O rumoroso caso é uma chance única de reavaliar o que foi a política brasileira na última década, e de como ela – venal, hipócrita e manipuladora – foi viabilizada por um estilo de cobertura política irresponsável
Maria Inês Nassif
O rumoroso caso Demóstenes Torres (DEM-GO) não é apenas mais um caso
de corrupção denunciado pelo Ministério Público. É uma chance única de
reavaliar o que foi a política brasileira na última década, e de como
ela – venal, hipócrita e manipuladora – foi viabilizada por um estilo de
cobertura política irresponsável, manipuladora e, em alguns casos,
venal. E hipócrita também.
Teoricamente, todos os jornais e jornalistas sabiam quem foram os
arautos da moralidade por eles eleitos nos últimos anos: representantes
da política tradicional, que fizeram suas carreiras políticas à base de
dominação da política local, que ocuparam cargos de governos passados
sem nenhuma honra, que construíram seus impérios políticos e suas
riquezas pessoais com favores de Estado, que estabeleceram relações
profícuas e férteis com setores do empresariado com interesses diretos
em assuntos de governo.Foram políticos com
esse perfil os escolhidos pelos meios de comunicação para vigiar a lisura de
governos. Botaram raposas no galinheiro.
Nesse período, algumas
denúncias eram verdadeiras, outras, não. Mas os mecanismos de produção de sensos
comuns foram acionados independentemente da realidade dos fatos. Demóstenes
Torres, o amigo íntimo do bicheiro, tornou-se autoridade máxima em assuntos
éticos. Produziu os escândalos que quis, divulgou-os com estardalhaço. Sem ir
muito longe, basta lembrar a “denúncia” de grampo supostamente feita pelo Poder
Executivo no gabinete do ministro do Supremo Tribunal Federal (STF) Gilmar
Mendes, então presidente da mais alta Corte do país. Era inverossímil: jamais
alguém ouviu a escuta supostamente feita de uma conversa telefônica entre
Demóstenes, o amigo do bicheiro, e Mendes, o amigo de Demóstenes.
Os meios de
comunicação receberam a suposta transcrição de um grampo, onde Demóstenes
elogia o amigo Mendes, e Mendes elogia o amigo Demóstenes, e ambos se auto-elegem
os guardiões da moralidade contra um governo ditatorial e corrupto. Contando a
história depois de tanto tempo, e depois de tantos escândalos Demóstenes
correndo por baixo da ponte, parece piada. Mas os meios de comunicação
engoliram a estória sem precisar de água. O show midiático produzido em torno
do episódio transformou uma ridícula encenação em verdade.
A estratégia do show
midiático é conhecida desde os primórdios da imprensa. Joga-se uma notícia de
forma sensacionalista (já dizia isso Antonio Gramsci, no início do século
passado, atribuindo essa prática a uma “ imprensa marrom”), que é alimentada
durante o período seguinte com novos pequenos fatos que não dizem nada, mas
tornam-se um show à parte; são escolhidos personagens e lhes é conferida a
credibilidade de oráculos, e cada frase de um deles é apresentada como prova da
venalidade alheia. No final de uma explosão de pânico como essa, o consumo de
uma tapioca torna-se crime contra o Estado, e é colocado no mesmo nível do que
uma licitação fraudulenta. A mentira torna-se verdade pela repetição. E a
verdade é o segredo que Demóstenes – aquele que decide, com seus amigos, quem
vai ser o alvo da vez – não revela.

▬▬▬▬▬▬▬▬▬▬

> _OBJETIVO 1_
No texto sobre o caso Demóstenes Torres, quem presidia o Supremo Tribunal Federal na época da suposta denúncia de grampo?
> _OBJETIVO 2_
Diga se cada frase concorda com o texto, respondendo sim ou não e citando as palavras do texto que decidem: (a) Todas as denúncias do período eram verdadeiras. (b) A prática de uma "imprensa marrom" é atribuída a uma observação de Antonio Gramsci. (c) Alguém chegou a ouvir a escuta da conversa entre Demóstenes e Mendes.
A listagem vem de outra fonte, sem ligação com o texto.

▬▬▬▬▬▬▬▬▬▬

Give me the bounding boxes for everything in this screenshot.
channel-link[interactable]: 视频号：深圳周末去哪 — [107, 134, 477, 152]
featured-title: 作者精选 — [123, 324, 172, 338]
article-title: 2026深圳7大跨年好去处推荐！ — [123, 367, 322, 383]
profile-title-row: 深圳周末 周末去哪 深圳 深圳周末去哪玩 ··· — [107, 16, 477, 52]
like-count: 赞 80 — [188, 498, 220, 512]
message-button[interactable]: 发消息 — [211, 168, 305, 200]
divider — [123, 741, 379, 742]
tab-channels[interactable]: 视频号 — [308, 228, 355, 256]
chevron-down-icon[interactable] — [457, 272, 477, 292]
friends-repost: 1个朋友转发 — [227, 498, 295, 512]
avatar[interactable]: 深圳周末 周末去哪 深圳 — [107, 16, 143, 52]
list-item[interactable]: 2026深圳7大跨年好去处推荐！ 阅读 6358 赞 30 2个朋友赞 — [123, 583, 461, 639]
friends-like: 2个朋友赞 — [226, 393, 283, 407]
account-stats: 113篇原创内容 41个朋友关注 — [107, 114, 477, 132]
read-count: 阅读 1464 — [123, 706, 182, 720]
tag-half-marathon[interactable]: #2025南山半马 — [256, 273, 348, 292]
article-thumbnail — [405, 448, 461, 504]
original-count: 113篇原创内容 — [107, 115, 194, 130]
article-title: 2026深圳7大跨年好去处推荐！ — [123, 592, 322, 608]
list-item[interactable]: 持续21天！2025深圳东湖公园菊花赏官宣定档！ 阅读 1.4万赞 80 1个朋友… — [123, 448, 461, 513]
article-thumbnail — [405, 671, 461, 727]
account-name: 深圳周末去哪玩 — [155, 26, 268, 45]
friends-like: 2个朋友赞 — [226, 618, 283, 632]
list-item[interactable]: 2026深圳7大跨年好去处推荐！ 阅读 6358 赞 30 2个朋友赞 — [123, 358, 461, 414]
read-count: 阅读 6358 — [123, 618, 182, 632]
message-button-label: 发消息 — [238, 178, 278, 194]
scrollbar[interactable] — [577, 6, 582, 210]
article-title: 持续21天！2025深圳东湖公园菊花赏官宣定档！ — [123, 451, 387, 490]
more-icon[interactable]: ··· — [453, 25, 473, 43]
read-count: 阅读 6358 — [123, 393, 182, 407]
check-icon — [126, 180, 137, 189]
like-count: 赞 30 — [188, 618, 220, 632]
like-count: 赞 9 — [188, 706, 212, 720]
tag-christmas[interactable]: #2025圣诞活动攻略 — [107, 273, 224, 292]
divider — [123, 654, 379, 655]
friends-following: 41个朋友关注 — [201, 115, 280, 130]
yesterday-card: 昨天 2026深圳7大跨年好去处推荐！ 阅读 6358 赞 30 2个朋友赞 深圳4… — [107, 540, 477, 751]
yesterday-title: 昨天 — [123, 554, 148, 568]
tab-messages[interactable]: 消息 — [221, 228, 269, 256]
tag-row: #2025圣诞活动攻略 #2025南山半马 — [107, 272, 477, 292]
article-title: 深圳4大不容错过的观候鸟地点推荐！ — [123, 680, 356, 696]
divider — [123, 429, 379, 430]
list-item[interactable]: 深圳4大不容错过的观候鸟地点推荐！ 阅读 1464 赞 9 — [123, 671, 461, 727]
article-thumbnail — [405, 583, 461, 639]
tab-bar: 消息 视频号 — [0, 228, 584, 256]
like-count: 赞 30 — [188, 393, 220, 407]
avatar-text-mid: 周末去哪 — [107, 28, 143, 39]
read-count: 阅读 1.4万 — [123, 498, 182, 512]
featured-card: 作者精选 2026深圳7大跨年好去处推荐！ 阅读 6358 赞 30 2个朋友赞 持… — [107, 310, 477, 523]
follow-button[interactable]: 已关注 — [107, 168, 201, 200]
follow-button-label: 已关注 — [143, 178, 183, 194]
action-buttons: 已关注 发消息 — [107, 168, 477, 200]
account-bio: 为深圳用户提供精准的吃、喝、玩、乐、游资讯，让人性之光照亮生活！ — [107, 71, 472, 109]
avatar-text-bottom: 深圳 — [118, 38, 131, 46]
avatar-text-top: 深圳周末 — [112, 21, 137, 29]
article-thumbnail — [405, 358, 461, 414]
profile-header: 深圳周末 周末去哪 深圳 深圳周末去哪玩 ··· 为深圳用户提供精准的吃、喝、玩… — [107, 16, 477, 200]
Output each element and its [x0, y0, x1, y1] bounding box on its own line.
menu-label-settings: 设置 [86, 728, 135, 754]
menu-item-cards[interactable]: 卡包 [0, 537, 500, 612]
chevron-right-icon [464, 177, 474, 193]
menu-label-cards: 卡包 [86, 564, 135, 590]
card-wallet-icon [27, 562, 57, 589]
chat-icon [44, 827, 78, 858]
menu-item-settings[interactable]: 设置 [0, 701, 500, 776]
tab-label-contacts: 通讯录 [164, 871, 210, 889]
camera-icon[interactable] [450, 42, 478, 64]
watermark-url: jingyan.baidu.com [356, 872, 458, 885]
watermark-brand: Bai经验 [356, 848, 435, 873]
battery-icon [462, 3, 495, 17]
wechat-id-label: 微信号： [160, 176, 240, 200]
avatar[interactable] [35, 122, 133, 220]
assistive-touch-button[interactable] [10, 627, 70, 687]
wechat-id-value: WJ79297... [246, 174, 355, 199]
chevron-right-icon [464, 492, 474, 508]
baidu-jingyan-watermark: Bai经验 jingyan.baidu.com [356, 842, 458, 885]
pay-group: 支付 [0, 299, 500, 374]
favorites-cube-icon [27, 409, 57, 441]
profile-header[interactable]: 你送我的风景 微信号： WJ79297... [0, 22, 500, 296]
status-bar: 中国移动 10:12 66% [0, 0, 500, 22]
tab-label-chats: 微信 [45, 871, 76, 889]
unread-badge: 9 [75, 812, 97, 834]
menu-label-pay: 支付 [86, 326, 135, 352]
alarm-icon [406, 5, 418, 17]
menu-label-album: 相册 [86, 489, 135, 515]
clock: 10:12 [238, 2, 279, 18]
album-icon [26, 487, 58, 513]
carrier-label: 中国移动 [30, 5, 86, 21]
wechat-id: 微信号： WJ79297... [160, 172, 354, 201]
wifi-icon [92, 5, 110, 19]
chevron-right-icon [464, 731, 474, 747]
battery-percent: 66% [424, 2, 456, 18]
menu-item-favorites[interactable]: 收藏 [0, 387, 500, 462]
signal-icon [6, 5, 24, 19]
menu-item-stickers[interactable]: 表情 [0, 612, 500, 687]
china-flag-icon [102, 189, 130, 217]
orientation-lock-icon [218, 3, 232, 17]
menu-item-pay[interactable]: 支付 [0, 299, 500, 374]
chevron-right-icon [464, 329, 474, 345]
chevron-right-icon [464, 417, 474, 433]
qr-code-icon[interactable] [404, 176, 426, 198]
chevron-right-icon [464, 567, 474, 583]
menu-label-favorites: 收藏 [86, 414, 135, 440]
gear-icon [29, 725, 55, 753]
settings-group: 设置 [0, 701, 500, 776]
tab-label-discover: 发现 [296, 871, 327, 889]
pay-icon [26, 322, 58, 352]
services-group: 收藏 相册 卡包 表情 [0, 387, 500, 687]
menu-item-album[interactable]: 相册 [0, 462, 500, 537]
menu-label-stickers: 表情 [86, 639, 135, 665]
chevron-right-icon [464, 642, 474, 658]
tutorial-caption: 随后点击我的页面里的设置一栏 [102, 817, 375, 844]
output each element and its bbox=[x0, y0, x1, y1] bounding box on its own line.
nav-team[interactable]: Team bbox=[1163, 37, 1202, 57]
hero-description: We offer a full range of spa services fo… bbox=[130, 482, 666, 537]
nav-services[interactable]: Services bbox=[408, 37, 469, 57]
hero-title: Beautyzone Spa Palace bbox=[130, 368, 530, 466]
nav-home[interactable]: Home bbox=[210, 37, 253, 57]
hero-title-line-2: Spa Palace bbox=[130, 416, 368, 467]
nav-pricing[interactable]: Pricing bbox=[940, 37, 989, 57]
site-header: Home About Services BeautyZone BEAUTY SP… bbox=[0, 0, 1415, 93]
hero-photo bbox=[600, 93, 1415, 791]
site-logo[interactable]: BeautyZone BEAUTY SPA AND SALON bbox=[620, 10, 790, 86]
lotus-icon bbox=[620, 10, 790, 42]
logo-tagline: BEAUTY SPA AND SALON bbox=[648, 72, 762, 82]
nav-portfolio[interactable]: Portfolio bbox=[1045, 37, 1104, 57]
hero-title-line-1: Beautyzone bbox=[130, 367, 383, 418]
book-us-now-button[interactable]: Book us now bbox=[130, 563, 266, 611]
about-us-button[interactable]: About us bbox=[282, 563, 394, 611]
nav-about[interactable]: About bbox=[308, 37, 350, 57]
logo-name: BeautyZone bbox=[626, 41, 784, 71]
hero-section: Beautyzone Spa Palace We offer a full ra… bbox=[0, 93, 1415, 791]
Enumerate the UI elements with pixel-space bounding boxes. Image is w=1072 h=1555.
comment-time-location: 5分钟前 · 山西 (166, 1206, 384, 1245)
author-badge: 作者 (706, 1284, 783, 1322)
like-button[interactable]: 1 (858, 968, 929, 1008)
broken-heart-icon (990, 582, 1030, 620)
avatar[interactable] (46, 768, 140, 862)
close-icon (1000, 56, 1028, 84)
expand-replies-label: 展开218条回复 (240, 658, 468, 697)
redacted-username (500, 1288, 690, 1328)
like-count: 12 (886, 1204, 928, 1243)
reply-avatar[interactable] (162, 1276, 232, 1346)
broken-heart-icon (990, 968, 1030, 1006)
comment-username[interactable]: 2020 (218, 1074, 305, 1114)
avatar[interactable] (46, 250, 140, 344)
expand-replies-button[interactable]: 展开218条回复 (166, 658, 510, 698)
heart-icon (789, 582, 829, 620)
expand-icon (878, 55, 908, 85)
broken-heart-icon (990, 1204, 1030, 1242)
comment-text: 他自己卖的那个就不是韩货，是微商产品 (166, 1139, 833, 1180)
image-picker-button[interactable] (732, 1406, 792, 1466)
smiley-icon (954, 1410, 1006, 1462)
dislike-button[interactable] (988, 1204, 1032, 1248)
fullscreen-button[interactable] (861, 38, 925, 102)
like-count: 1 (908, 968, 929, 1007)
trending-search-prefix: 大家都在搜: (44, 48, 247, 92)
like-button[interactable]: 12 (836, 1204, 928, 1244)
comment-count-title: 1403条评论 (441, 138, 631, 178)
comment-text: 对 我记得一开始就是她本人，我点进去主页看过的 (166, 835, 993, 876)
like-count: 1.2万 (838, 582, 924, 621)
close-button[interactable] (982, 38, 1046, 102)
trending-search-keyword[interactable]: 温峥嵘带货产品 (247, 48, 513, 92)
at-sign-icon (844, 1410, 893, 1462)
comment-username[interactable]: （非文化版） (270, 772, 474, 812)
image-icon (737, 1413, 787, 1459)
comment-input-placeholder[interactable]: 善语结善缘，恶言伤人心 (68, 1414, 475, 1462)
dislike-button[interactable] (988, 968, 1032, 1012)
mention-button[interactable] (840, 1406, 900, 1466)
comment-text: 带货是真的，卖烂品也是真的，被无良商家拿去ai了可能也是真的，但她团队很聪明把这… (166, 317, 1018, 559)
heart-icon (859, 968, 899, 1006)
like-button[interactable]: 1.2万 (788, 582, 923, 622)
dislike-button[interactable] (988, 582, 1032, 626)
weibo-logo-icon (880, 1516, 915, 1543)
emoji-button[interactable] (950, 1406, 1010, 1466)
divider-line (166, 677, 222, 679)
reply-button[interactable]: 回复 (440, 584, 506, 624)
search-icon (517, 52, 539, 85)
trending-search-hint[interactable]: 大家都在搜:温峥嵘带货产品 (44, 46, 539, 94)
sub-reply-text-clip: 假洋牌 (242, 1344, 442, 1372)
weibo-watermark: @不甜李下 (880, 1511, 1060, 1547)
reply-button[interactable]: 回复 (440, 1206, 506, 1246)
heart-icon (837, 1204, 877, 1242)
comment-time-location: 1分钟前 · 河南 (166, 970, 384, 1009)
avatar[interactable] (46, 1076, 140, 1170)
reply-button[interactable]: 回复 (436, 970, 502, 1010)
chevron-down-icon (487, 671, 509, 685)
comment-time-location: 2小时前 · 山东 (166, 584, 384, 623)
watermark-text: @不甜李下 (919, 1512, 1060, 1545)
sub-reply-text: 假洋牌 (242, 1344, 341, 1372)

▬▬▬▬▬▬▬▬▬▬

> _RESPOSTA 1_
Gilmar Mendes.

> _RESPOSTA 2_
(a) Não: "algumas denúncias eram verdadeiras, outras, não".
(b) Sim: "já dizia isso Antonio Gramsci, no início do século passado, atribuindo essa prática a uma “ imprensa marrom”".
(c) Não: "jamais alguém ouviu a escuta supostamente feita de uma conversa telefônica entre Demóstenes, o amigo do bicheiro, e Mendes".